*** Opening of Records to process ***

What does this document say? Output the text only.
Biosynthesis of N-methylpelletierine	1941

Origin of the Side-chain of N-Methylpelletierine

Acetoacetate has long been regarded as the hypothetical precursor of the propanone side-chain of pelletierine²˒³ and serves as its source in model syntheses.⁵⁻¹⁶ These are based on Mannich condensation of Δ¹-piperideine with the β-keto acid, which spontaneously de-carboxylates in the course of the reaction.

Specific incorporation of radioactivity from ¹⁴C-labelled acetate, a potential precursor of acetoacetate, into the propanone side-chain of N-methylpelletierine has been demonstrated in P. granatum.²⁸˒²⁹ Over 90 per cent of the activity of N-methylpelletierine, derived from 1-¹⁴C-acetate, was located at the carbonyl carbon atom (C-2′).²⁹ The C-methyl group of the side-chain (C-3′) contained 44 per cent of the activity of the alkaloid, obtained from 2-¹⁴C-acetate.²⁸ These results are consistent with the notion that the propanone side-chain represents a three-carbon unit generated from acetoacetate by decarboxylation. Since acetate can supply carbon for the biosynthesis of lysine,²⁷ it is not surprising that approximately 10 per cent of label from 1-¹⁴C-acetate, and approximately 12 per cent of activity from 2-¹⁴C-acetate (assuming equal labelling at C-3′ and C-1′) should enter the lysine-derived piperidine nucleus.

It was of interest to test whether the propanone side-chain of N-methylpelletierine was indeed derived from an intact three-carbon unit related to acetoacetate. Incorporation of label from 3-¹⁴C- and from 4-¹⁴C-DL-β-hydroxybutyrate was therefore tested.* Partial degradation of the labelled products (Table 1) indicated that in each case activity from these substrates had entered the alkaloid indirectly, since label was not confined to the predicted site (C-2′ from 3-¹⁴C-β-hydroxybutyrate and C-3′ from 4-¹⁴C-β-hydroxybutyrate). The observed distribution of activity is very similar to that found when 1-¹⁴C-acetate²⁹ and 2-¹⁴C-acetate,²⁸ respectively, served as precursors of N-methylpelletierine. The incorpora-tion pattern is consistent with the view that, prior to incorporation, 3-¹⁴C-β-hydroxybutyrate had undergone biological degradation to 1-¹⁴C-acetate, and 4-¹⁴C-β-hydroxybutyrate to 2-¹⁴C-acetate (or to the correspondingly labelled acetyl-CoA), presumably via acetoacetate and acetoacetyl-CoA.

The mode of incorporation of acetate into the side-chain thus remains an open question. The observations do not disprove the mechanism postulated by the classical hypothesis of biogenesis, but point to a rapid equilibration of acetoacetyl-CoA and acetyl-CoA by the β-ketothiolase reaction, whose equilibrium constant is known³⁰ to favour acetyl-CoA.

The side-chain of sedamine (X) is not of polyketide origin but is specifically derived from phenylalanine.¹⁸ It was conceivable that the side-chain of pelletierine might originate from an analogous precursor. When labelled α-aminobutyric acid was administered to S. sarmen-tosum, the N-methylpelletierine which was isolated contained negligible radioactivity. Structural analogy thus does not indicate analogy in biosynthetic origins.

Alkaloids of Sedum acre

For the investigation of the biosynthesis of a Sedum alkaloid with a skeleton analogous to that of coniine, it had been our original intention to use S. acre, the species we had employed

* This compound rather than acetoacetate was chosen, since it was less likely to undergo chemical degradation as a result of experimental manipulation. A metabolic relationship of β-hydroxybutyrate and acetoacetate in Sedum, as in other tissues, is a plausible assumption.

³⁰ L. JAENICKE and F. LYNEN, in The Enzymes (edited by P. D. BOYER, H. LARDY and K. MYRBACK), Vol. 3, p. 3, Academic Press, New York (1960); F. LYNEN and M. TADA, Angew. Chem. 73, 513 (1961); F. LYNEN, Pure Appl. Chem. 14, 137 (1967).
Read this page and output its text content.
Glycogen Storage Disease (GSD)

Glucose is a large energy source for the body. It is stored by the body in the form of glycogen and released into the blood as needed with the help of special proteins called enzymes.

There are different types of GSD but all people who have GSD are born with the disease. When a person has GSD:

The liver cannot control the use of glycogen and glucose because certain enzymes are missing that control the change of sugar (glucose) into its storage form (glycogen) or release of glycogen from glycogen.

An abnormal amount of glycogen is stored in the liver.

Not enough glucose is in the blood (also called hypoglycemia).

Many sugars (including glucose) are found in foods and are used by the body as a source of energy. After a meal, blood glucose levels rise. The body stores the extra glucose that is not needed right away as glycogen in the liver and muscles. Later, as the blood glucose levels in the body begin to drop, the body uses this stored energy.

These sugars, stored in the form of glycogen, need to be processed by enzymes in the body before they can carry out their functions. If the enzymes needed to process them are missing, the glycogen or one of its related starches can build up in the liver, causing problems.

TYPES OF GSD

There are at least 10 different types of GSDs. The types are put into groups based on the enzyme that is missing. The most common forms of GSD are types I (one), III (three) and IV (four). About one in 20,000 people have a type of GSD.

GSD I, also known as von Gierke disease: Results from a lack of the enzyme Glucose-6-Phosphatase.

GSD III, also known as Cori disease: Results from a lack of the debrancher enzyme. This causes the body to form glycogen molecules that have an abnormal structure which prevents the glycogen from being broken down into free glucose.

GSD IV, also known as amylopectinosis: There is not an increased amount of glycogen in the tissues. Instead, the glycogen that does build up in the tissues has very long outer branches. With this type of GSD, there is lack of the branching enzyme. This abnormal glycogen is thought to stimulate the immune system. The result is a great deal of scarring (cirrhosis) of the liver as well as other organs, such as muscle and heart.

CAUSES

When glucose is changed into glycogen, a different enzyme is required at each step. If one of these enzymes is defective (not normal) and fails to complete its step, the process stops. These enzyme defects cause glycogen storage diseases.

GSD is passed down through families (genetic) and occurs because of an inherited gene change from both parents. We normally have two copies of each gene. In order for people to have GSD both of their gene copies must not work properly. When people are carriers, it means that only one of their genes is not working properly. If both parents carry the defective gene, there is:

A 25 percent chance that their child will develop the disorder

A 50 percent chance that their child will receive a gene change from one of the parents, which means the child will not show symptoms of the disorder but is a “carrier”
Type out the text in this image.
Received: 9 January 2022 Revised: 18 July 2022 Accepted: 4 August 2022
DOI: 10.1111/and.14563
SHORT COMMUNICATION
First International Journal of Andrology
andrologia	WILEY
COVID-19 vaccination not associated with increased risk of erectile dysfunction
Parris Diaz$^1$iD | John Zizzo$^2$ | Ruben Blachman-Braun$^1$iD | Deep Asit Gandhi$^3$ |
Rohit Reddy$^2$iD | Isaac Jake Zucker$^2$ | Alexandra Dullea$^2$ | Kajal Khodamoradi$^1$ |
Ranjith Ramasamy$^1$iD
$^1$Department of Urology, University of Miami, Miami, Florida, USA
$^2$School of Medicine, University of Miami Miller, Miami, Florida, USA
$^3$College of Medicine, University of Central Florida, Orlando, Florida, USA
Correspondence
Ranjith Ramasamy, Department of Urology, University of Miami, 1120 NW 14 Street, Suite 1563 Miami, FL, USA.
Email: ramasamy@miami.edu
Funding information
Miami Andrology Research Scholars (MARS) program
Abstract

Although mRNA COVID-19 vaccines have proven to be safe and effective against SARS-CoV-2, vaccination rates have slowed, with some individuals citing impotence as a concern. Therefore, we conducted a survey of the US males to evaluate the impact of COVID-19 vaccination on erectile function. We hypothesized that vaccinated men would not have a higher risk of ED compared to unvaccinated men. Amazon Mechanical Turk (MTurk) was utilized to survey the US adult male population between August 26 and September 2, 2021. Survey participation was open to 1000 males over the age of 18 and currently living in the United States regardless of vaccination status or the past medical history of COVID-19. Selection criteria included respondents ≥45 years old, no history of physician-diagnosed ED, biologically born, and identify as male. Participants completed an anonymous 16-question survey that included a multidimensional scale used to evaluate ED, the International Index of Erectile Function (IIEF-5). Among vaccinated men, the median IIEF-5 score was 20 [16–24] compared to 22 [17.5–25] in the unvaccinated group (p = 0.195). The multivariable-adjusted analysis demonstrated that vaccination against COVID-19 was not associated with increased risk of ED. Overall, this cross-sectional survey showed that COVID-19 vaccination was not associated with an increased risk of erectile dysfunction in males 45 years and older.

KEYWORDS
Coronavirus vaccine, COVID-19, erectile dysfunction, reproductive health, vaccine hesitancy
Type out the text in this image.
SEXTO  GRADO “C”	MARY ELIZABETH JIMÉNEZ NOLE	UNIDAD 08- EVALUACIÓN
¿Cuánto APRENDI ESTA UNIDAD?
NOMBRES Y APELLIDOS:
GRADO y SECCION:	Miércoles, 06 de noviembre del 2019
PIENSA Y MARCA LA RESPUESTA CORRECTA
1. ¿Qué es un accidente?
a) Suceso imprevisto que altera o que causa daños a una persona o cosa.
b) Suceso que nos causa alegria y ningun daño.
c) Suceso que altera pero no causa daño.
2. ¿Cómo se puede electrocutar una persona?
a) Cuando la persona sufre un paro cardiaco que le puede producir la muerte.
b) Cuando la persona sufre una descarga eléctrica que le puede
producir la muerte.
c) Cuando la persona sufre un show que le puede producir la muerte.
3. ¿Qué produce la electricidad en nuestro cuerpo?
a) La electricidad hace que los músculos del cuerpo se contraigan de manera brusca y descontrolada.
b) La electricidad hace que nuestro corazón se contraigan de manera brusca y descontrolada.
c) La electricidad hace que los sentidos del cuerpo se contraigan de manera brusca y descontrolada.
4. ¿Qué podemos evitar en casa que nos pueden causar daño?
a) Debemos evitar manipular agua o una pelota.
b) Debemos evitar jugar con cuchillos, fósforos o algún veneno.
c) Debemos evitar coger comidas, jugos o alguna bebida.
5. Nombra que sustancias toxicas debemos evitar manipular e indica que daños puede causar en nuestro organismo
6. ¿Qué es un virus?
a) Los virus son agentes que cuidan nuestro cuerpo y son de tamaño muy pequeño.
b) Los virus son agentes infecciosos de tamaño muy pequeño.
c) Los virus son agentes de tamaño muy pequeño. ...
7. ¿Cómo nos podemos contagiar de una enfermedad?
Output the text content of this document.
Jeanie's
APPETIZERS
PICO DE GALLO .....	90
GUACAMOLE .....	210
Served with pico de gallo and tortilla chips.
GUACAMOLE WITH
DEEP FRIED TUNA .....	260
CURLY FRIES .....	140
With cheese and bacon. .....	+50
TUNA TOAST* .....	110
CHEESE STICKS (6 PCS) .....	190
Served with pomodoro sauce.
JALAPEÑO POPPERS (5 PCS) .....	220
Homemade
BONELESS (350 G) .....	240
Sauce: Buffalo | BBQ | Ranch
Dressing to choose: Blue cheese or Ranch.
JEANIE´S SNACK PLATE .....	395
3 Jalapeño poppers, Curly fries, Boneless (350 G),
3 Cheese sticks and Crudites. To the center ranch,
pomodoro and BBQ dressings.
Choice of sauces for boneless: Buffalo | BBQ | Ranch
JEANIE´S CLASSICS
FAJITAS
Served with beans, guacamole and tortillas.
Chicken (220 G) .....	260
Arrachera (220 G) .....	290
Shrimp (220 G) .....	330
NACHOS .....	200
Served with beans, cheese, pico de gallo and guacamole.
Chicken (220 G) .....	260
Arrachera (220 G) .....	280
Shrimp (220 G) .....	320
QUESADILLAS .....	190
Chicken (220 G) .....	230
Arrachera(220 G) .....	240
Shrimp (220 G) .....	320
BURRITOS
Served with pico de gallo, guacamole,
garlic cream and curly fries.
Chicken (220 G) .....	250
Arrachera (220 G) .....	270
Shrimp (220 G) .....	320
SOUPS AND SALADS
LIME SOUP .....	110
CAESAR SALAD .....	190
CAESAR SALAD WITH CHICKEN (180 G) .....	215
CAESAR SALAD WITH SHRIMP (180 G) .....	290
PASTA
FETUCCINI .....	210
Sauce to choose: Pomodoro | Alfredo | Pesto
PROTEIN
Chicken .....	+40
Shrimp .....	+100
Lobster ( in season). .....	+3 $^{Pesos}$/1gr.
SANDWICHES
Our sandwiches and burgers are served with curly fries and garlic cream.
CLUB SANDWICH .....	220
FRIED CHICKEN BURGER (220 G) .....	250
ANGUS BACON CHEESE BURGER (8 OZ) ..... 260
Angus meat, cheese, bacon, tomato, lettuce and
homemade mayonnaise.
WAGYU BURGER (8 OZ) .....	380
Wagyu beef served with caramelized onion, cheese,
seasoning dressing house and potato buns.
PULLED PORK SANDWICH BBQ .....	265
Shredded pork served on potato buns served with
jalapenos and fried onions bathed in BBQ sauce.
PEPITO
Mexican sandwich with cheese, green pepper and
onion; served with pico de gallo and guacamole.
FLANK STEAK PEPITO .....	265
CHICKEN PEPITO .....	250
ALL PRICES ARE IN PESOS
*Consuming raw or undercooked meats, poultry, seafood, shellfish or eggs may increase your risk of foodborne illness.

*** Close of Records to process ***

About this exercise >>
Your answer should be a single number: the count of lines in the entries that contain "potato".

Your solution >>
2